DATA RECORDS -
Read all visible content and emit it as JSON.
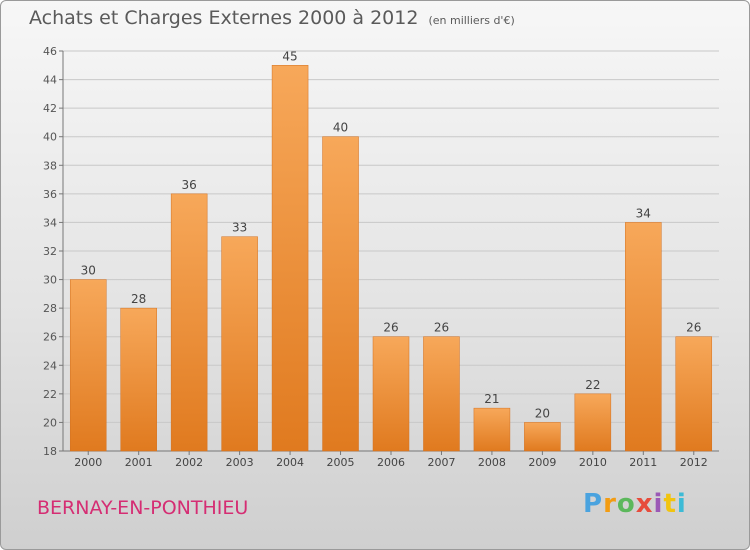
{
  "title": "Achats et Charges Externes 2000 à 2012",
  "subtitle": "(en milliers d'€)",
  "commune": "BERNAY-EN-PONTHIEU",
  "logo": {
    "letters": [
      "P",
      "r",
      "o",
      "x",
      "i",
      "t",
      "i"
    ],
    "colors": [
      "#4aa3df",
      "#f39c12",
      "#5cb85c",
      "#e74c3c",
      "#9b59b6",
      "#f1c40f",
      "#3dbbd6"
    ]
  },
  "colors": {
    "bar_light": "#f7a85a",
    "bar_dark": "#e07a1f",
    "grid": "#c8c8c8",
    "commune": "#d52d73"
  },
  "chart_data": {
    "type": "bar",
    "title": "Achats et Charges Externes 2000 à 2012",
    "subtitle": "(en milliers d'€)",
    "categories": [
      "2000",
      "2001",
      "2002",
      "2003",
      "2004",
      "2005",
      "2006",
      "2007",
      "2008",
      "2009",
      "2010",
      "2011",
      "2012"
    ],
    "values": [
      30,
      28,
      36,
      33,
      45,
      40,
      26,
      26,
      21,
      20,
      22,
      34,
      26
    ],
    "data_labels": [
      "30",
      "28",
      "36",
      "33",
      "45",
      "40",
      "26",
      "26",
      "21",
      "20",
      "22",
      "34",
      "26"
    ],
    "yticks": [
      "18",
      "20",
      "22",
      "24",
      "26",
      "28",
      "30",
      "32",
      "34",
      "36",
      "38",
      "40",
      "42",
      "44",
      "46"
    ],
    "ylim": [
      18,
      46
    ],
    "grid": true,
    "xlabel": "",
    "ylabel": ""
  }
}
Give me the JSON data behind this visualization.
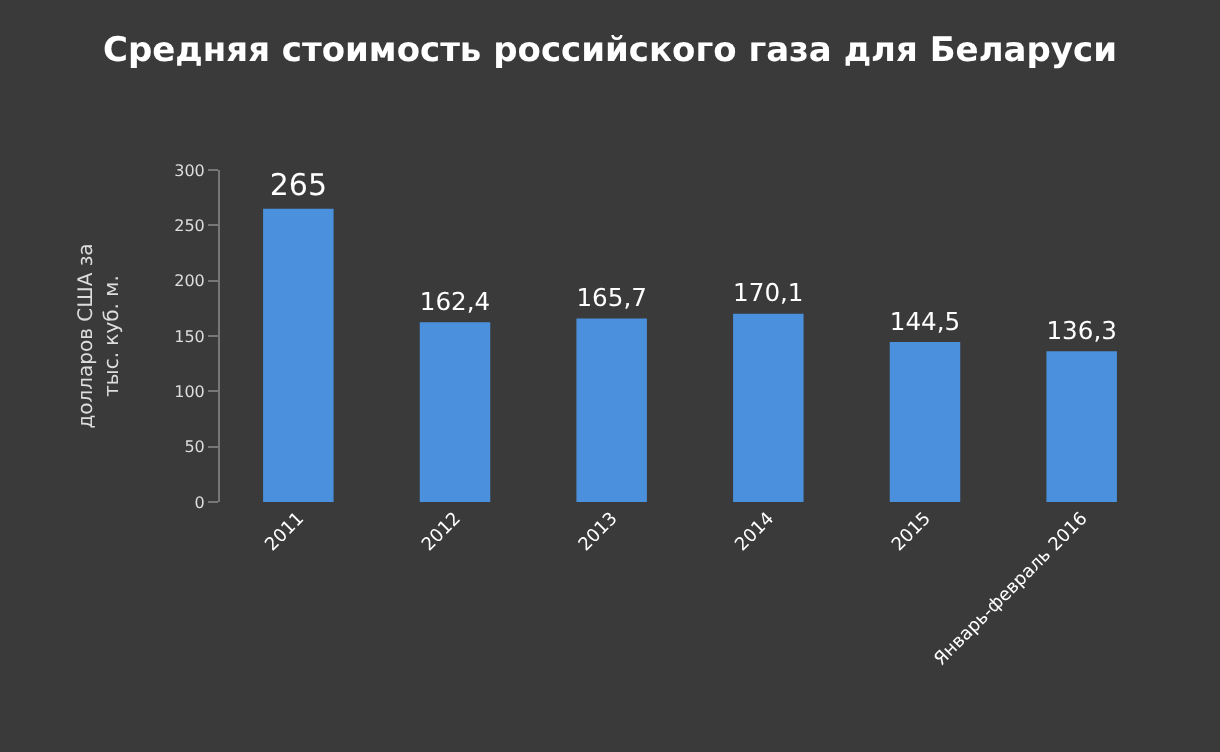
{
  "chart_data": {
    "type": "bar",
    "title": "Средняя стоимость российского газа для Беларуси",
    "ylabel": "долларов США за\nтыс. куб. м.",
    "categories": [
      "2011",
      "2012",
      "2013",
      "2014",
      "2015",
      "Январь-февраль 2016"
    ],
    "values": [
      265,
      162.4,
      165.7,
      170.1,
      144.5,
      136.3
    ],
    "value_labels": [
      "265",
      "162,4",
      "165,7",
      "170,1",
      "144,5",
      "136,3"
    ],
    "color": "#4a90dc",
    "ylim": [
      0,
      300
    ],
    "yticks": [
      0,
      50,
      100,
      150,
      200,
      250,
      300
    ],
    "grid": false
  }
}
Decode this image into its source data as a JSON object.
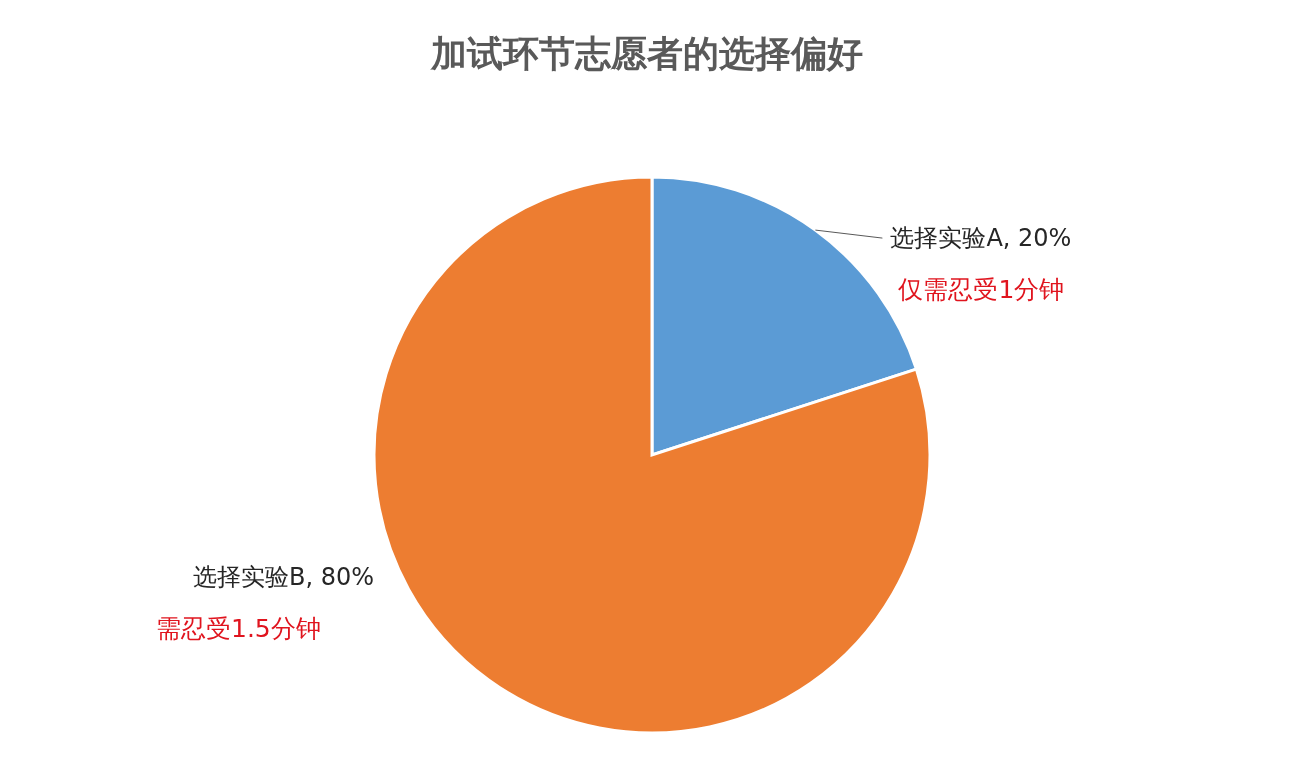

INSTRUCTIONS TO FOLLOW -
Copy the material exactly. Do not include the pictures.

WORKED SOLUTION -
Read all visible content and emit it as JSON.
{
  "title": "Achats et Charges Externes 2000 à 2012",
  "subtitle": "(en milliers d'€)",
  "commune": "BERNAY-EN-PONTHIEU",
  "logo": {
    "letters": [
      "P",
      "r",
      "o",
      "x",
      "i",
      "t",
      "i"
    ],
    "colors": [
      "#4aa3df",
      "#f39c12",
      "#5cb85c",
      "#e74c3c",
      "#9b59b6",
      "#f1c40f",
      "#3dbbd6"
    ]
  },
  "colors": {
    "bar_light": "#f7a85a",
    "bar_dark": "#e07a1f",
    "grid": "#c8c8c8",
    "commune": "#d52d73"
  },
  "chart_data": {
    "type": "bar",
    "title": "Achats et Charges Externes 2000 à 2012",
    "subtitle": "(en milliers d'€)",
    "categories": [
      "2000",
      "2001",
      "2002",
      "2003",
      "2004",
      "2005",
      "2006",
      "2007",
      "2008",
      "2009",
      "2010",
      "2011",
      "2012"
    ],
    "values": [
      30,
      28,
      36,
      33,
      45,
      40,
      26,
      26,
      21,
      20,
      22,
      34,
      26
    ],
    "data_labels": [
      "30",
      "28",
      "36",
      "33",
      "45",
      "40",
      "26",
      "26",
      "21",
      "20",
      "22",
      "34",
      "26"
    ],
    "yticks": [
      "18",
      "20",
      "22",
      "24",
      "26",
      "28",
      "30",
      "32",
      "34",
      "36",
      "38",
      "40",
      "42",
      "44",
      "46"
    ],
    "ylim": [
      18,
      46
    ],
    "grid": true,
    "xlabel": "",
    "ylabel": ""
  }
}
Give me the JSON data behind this visualization.
{
  "chart_data": {
    "type": "bar",
    "title": "Средняя стоимость российского газа для Беларуси",
    "ylabel": "долларов США за\nтыс. куб. м.",
    "categories": [
      "2011",
      "2012",
      "2013",
      "2014",
      "2015",
      "Январь-февраль 2016"
    ],
    "values": [
      265,
      162.4,
      165.7,
      170.1,
      144.5,
      136.3
    ],
    "value_labels": [
      "265",
      "162,4",
      "165,7",
      "170,1",
      "144,5",
      "136,3"
    ],
    "color": "#4a90dc",
    "ylim": [
      0,
      300
    ],
    "yticks": [
      0,
      50,
      100,
      150,
      200,
      250,
      300
    ],
    "grid": false
  }
}
Decode this image into its source data as a JSON object.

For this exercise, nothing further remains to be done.